*Data items*:

----

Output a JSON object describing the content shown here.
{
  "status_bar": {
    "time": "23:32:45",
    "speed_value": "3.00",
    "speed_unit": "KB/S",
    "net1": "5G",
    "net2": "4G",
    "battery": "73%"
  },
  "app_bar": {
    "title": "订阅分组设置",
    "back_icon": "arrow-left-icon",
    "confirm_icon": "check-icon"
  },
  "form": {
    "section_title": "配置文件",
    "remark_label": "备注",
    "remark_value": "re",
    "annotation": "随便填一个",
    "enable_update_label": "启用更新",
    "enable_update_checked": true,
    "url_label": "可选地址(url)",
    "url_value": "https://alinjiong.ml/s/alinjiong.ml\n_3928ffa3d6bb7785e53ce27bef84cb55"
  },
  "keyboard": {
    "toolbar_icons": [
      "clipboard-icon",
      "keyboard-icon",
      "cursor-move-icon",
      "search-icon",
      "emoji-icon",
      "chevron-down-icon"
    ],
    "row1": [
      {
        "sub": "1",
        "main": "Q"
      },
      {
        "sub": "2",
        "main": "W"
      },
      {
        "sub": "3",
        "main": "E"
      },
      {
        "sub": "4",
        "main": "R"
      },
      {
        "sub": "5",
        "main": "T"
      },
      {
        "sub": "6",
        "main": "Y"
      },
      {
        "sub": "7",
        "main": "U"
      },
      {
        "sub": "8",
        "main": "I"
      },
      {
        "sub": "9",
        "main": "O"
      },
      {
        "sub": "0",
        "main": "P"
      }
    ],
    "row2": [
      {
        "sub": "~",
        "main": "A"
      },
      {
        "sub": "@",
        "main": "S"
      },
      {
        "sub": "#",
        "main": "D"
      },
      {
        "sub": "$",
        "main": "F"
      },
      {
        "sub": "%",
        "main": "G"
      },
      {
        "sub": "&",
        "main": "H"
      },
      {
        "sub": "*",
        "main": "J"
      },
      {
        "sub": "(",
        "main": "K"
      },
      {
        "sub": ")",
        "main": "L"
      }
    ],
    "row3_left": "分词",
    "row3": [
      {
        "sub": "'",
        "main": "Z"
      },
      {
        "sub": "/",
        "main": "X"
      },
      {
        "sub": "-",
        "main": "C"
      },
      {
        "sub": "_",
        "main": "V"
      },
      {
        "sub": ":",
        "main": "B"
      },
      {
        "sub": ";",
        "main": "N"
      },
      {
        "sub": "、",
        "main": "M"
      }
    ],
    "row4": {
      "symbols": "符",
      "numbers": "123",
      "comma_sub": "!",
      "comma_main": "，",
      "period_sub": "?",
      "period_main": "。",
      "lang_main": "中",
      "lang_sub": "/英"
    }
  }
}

----

*Short task*: Extract every record. Keep wording exact.

*Answer to the problem*:
Output a JSON object describing the content shown here.
{
  "status_bar": {
    "time": "23:32:45",
    "speed_value": "3.00",
    "speed_unit": "KB/S",
    "net1": "5G",
    "net2": "4G",
    "battery": "73%"
  },
  "app_bar": {
    "title": "订阅分组设置",
    "back_icon": "arrow-left-icon",
    "confirm_icon": "check-icon"
  },
  "form": {
    "section_title": "配置文件",
    "remark_label": "备注",
    "remark_value": "re",
    "annotation": "随便填一个",
    "enable_update_label": "启用更新",
    "enable_update_checked": true,
    "url_label": "可选地址(url)",
    "url_value": "https://alinjiong.ml/s/alinjiong.ml\n_3928ffa3d6bb7785e53ce27bef84cb55"
  },
  "keyboard": {
    "toolbar_icons": [
      "clipboard-icon",
      "keyboard-icon",
      "cursor-move-icon",
      "search-icon",
      "emoji-icon",
      "chevron-down-icon"
    ],
    "row1": [
      {
        "sub": "1",
        "main": "Q"
      },
      {
        "sub": "2",
        "main": "W"
      },
      {
        "sub": "3",
        "main": "E"
      },
      {
        "sub": "4",
        "main": "R"
      },
      {
        "sub": "5",
        "main": "T"
      },
      {
        "sub": "6",
        "main": "Y"
      },
      {
        "sub": "7",
        "main": "U"
      },
      {
        "sub": "8",
        "main": "I"
      },
      {
        "sub": "9",
        "main": "O"
      },
      {
        "sub": "0",
        "main": "P"
      }
    ],
    "row2": [
      {
        "sub": "~",
        "main": "A"
      },
      {
        "sub": "@",
        "main": "S"
      },
      {
        "sub": "#",
        "main": "D"
      },
      {
        "sub": "$",
        "main": "F"
      },
      {
        "sub": "%",
        "main": "G"
      },
      {
        "sub": "&",
        "main": "H"
      },
      {
        "sub": "*",
        "main": "J"
      },
      {
        "sub": "(",
        "main": "K"
      },
      {
        "sub": ")",
        "main": "L"
      }
    ],
    "row3_left": "分词",
    "row3": [
      {
        "sub": "'",
        "main": "Z"
      },
      {
        "sub": "/",
        "main": "X"
      },
      {
        "sub": "-",
        "main": "C"
      },
      {
        "sub": "_",
        "main": "V"
      },
      {
        "sub": ":",
        "main": "B"
      },
      {
        "sub": ";",
        "main": "N"
      },
      {
        "sub": "、",
        "main": "M"
      }
    ],
    "row4": {
      "symbols": "符",
      "numbers": "123",
      "comma_sub": "!",
      "comma_main": "，",
      "period_sub": "?",
      "period_main": "。",
      "lang_main": "中",
      "lang_sub": "/英"
    }
  }
}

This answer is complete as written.